##### PROVIDED ENTRIES
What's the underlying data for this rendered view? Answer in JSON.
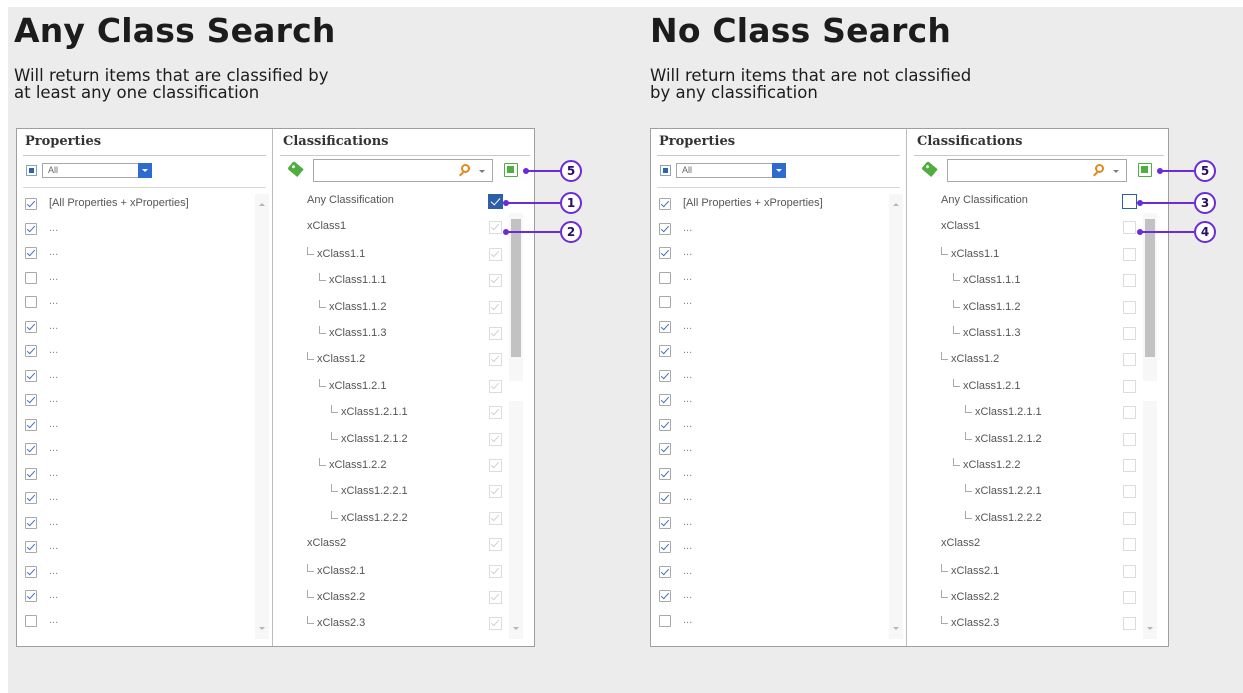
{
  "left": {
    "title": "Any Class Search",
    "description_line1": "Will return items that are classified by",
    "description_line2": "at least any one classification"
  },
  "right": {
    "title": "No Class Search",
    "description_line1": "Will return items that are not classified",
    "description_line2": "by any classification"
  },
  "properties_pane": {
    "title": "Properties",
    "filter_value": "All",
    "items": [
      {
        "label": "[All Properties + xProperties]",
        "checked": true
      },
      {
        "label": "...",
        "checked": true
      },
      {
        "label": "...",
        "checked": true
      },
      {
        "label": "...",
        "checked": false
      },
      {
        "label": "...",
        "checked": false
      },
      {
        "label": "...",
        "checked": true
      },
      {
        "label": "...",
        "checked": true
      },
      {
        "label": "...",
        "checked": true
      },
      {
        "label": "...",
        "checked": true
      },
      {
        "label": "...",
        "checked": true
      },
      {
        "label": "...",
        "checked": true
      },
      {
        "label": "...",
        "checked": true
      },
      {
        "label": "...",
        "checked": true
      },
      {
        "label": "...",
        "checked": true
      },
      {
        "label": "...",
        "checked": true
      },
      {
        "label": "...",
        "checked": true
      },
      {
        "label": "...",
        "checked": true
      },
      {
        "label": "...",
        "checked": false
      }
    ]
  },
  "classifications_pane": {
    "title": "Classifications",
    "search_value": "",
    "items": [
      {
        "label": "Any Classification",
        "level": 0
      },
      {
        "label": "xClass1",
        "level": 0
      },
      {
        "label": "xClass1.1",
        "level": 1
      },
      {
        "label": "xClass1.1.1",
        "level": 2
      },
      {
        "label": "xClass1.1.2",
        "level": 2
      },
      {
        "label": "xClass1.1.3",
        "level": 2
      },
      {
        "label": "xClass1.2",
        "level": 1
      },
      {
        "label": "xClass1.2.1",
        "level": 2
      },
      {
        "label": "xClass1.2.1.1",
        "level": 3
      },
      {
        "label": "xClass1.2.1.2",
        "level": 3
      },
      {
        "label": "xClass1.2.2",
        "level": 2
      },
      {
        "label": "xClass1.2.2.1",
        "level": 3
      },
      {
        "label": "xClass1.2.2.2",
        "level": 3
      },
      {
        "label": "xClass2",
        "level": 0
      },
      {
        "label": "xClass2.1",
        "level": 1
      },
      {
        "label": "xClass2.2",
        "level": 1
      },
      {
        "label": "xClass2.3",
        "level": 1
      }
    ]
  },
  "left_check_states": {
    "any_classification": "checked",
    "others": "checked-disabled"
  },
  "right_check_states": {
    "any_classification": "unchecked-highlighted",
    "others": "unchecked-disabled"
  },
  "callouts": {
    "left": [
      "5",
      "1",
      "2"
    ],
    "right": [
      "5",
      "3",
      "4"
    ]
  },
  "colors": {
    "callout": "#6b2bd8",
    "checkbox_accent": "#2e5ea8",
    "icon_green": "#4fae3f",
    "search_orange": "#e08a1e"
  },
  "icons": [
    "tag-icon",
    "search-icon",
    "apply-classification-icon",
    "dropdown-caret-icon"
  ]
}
##########
##### PROVIDED ENTRIES
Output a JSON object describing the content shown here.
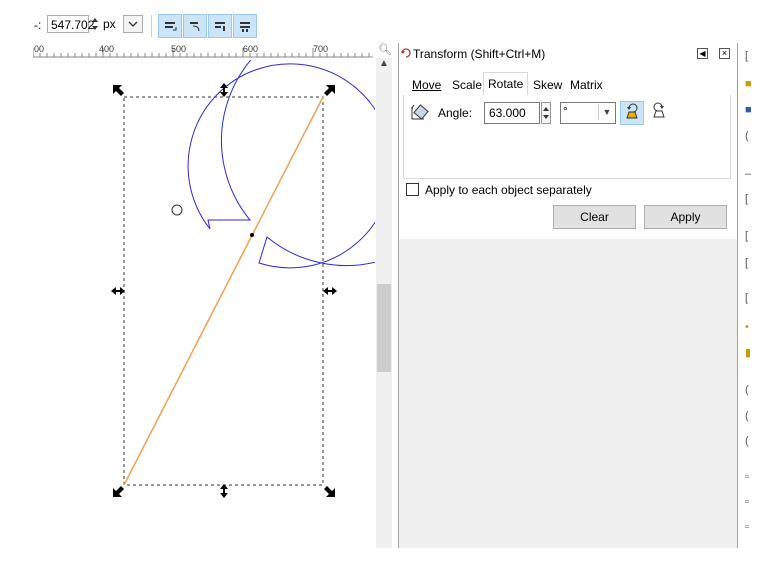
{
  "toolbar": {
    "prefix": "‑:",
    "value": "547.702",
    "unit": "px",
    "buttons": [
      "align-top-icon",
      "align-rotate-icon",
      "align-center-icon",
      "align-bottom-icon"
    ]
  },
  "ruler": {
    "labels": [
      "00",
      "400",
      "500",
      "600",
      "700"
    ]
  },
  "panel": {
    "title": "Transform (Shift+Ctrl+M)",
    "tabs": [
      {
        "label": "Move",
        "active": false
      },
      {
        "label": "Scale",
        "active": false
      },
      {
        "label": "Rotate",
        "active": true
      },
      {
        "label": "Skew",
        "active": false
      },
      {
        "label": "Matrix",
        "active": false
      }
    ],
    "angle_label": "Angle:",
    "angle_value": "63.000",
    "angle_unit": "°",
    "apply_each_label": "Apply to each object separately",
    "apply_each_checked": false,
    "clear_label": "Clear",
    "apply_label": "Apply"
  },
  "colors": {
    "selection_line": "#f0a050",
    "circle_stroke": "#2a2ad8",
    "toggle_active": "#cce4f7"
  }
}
##########
##### PROVIDED ENTRIES
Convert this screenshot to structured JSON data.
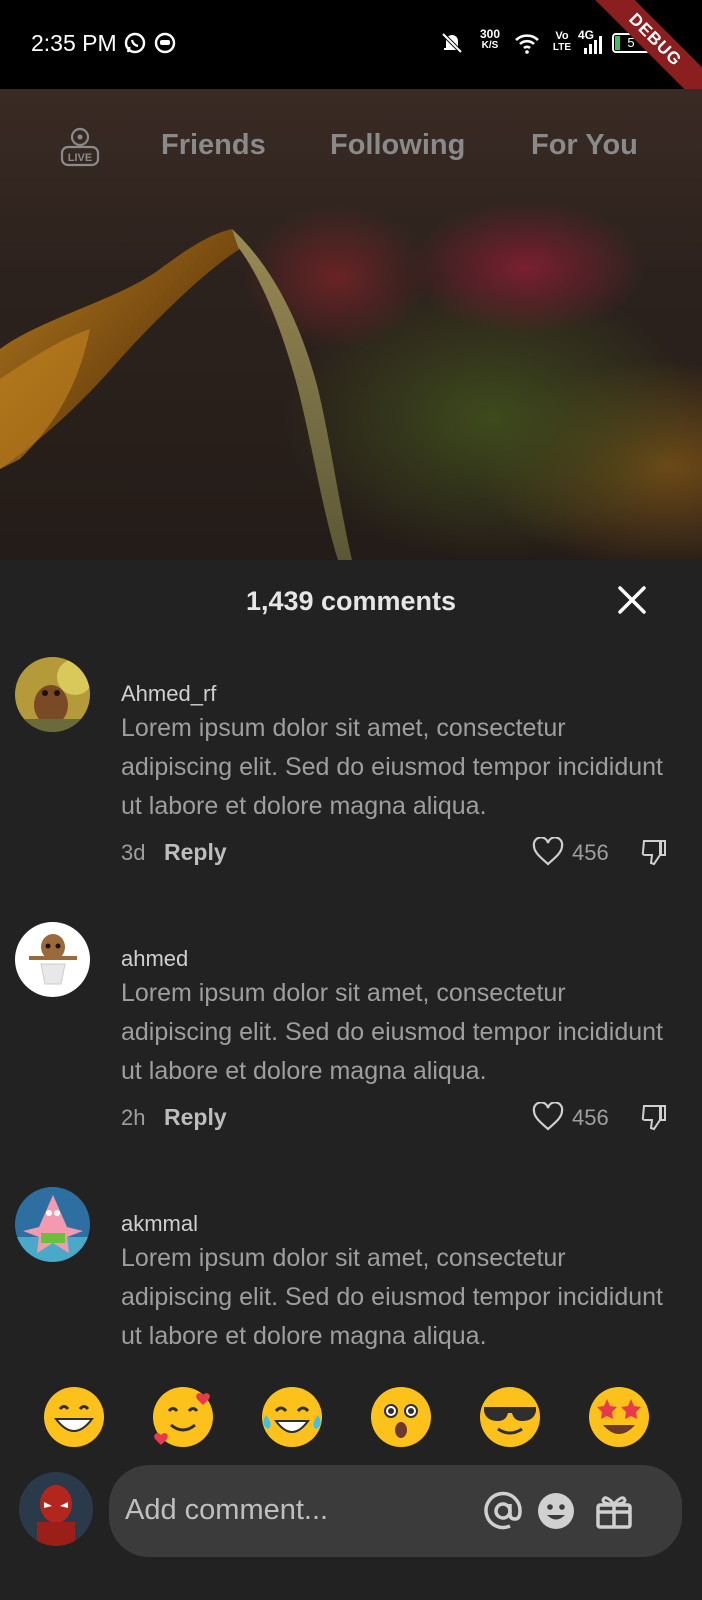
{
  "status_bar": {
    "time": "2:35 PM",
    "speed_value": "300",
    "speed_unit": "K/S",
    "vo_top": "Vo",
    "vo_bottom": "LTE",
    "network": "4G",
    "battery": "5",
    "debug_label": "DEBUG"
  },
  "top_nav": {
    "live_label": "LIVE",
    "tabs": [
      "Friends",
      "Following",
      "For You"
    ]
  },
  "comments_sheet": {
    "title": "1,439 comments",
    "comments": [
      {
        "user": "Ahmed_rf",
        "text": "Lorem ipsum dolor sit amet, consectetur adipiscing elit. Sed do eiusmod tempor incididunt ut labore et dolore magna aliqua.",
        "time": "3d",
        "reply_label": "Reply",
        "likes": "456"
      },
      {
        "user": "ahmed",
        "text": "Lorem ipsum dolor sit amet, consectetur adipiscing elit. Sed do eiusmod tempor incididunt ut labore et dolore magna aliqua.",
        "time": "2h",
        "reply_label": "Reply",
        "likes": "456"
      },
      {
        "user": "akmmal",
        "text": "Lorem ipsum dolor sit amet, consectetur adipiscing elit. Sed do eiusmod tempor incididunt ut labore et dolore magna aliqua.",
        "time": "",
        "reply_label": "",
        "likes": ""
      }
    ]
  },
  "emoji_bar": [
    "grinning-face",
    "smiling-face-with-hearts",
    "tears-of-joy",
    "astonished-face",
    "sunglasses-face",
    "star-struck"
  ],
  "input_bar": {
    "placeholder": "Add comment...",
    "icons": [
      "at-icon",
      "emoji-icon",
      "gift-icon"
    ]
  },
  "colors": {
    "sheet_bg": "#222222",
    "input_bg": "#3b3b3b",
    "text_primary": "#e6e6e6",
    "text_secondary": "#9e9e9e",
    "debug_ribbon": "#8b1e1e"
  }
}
##########
■ WRITTEN INSTRUCTION: Find every line in the records that has the string "JSON", then state how many there are and nothing else.

■ EXERCISE RESULT: 3